>> Begin PAGE EXCERPT

I don't think flexible array members work in VhostUserMsg payload
structs in its current form. It would be necessary to move the
VhostUserMsg.payload field to the end of the VhostUserMsg and then
heap-allocate VhostUserMsg with the additional size required for
VhostUserMemRWMsg.data[].

Right now this patch is calling memcpy() on memory beyond
VhostUserMsg.payload because the VhostUserMsg struct does not have size
bytes of extra space and the payload field is in the middle of the
struct where flexible array members cannot be used.

> +} VhostUserMemRWMsg;
> +
>  typedef struct VhostUserLog {
>      uint64_t mmap_size;
>      uint64_t mmap_offset;
> @@ -253,6 +261,7 @@ typedef union {
>          VhostUserTransferDeviceState transfer_state;
>          VhostUserMMap mmap;
>          VhostUserShMemConfig shmem;
> +        VhostUserMemRWMsg mem_rw;
>  } VhostUserPayload;
>  
>  typedef struct VhostUserMsg {
> @@ -1871,6 +1880,22 @@ vhost_user_backend_handle_shmem_unmap(struct vhost_dev *dev,
>      return 0;
>  }
>  
> +static int
> +vhost_user_backend_handle_mem_read(struct vhost_dev *dev,
> +                                   VhostUserMemRWMsg *mem_rw)
> +{
> +    /* TODO */
> +    return -EPERM;
> +}
> +
> +static int
> +vhost_user_backend_handle_mem_write(struct vhost_dev *dev,
> +                                   VhostUserMemRWMsg *mem_rw)
> +{
> +    /* TODO */
> +    return -EPERM;
> +}

Reading/writing guest memory can be done via
address_space_read/write(vdev->dma_as, ...).

>> End PAGE EXCERPT
>> Begin STORED RECORDS

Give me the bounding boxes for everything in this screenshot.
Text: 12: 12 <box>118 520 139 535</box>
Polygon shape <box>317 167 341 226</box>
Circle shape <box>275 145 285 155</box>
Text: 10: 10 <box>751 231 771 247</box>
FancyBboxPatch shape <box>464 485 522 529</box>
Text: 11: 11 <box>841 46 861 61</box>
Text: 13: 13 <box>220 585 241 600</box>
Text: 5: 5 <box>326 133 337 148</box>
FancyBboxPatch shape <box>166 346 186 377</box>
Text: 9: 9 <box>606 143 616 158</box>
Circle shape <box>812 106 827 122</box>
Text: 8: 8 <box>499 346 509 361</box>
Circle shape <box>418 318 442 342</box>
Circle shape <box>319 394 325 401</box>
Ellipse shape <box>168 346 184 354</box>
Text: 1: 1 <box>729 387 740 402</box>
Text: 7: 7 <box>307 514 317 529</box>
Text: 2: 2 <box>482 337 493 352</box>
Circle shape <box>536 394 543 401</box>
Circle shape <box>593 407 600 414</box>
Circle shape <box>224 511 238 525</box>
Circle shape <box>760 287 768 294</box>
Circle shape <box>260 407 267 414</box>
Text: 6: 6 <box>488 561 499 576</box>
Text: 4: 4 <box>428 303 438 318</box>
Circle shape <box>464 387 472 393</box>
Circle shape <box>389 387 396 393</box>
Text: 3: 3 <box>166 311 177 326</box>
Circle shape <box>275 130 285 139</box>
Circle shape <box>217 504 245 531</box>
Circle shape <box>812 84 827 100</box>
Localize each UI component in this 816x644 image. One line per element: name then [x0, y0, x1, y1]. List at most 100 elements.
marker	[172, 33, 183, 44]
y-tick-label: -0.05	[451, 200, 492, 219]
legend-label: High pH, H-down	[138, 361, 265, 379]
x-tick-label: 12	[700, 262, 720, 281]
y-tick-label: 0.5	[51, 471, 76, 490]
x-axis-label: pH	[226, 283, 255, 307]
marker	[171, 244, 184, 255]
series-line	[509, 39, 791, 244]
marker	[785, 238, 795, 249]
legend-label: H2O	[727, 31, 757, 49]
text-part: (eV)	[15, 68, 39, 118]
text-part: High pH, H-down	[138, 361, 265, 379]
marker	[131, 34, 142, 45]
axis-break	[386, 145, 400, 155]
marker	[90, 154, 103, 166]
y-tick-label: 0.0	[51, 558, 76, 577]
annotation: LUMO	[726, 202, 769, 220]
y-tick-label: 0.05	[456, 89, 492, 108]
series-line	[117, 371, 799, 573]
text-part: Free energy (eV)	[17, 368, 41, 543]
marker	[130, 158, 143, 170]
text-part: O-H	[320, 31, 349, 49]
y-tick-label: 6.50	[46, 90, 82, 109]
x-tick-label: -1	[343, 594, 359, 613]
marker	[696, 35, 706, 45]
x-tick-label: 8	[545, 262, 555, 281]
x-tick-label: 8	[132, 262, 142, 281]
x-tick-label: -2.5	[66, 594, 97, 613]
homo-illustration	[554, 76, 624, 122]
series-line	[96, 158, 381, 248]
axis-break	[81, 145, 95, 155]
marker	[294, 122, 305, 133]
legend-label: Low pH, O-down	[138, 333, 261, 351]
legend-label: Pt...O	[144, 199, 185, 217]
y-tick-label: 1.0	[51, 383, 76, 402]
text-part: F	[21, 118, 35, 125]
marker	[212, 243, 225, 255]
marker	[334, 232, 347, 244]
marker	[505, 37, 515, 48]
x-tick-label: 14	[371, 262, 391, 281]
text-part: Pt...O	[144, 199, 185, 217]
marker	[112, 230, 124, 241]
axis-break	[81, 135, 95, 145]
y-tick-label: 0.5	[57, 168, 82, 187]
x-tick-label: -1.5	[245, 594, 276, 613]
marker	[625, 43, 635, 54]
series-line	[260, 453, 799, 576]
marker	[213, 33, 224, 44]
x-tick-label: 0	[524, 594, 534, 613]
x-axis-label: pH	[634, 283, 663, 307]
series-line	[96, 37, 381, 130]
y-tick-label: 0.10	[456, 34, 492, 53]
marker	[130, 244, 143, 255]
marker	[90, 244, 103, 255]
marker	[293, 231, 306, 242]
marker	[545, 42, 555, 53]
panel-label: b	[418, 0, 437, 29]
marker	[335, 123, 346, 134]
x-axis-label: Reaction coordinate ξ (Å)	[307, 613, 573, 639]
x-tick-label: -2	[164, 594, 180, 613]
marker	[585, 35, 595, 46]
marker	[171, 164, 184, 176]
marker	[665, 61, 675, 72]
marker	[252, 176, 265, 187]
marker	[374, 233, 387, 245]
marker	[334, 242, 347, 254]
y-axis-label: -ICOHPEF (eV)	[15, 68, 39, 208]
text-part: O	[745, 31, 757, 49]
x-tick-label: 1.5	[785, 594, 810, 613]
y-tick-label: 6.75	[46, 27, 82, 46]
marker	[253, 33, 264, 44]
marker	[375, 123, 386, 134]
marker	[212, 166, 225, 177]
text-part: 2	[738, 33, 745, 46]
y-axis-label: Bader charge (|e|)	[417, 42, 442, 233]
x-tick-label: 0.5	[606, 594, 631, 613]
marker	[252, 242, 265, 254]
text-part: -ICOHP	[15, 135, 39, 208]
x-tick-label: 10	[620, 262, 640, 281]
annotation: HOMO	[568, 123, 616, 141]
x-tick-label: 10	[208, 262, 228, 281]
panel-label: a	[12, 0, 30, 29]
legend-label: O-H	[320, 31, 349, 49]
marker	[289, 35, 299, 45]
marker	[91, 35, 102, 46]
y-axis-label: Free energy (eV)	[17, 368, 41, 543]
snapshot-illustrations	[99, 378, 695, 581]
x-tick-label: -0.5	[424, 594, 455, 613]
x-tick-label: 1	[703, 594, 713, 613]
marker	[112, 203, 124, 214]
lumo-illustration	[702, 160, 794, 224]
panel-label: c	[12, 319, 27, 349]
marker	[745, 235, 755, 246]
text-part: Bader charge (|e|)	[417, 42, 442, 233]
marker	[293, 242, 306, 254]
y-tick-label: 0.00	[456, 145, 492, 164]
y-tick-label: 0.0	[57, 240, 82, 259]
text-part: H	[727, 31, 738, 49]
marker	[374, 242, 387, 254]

>> End STORED RECORDS

Extend the review of the vhost-user memory read/write patch past its last sentence. The listing plays no part in this.

TASK RESPONSE >>
> +
>  static void close_backend_channel(struct vhost_user *u)
>  {
>      g_source_destroy(u->backend_src);
> @@ -1946,6 +1971,12 @@ static gboolean backend_read(QIOChannel *ioc, GIOCondition condition,
>      case VHOST_USER_BACKEND_SHMEM_UNMAP:
>          ret = vhost_user_backend_handle_shmem_unmap(dev, &payload.mmap);
>          break;
> +    case VHOST_USER_BACKEND_MEM_READ:
> +        ret = vhost_user_backend_handle_mem_read(dev, &payload.mem_rw);
> +        break;
> +    case VHOST_USER_BACKEND_MEM_WRITE:
> +        ret = vhost_user_backend_handle_mem_write(dev, &payload.mem_rw);
> +        break;
>      default:
>          error_report("Received unexpected msg type: %d.", hdr.request);
>          ret = -EINVAL;
> diff --git a/subprojects/libvhost-user/libvhost-user.c b/subprojects/libvhost-user/libvhost-user.c
> index 28556d183a..b5184064b5 100644
> --- a/subprojects/libvhost-user/libvhost-user.c
> +++ b/subprojects/libvhost-user/libvhost-user.c
> @@ -1651,6 +1651,90 @@ vu_shmem_unmap(VuDev *dev, uint8_t shmid, uint64_t fd_offset,
>      return vu_process_message_reply(dev, &vmsg);
>  }
>  
> +bool
> +vu_send_mem_read(VuDev *dev, uint64_t guest_addr, uint32_t size,
> +                 uint8_t *data)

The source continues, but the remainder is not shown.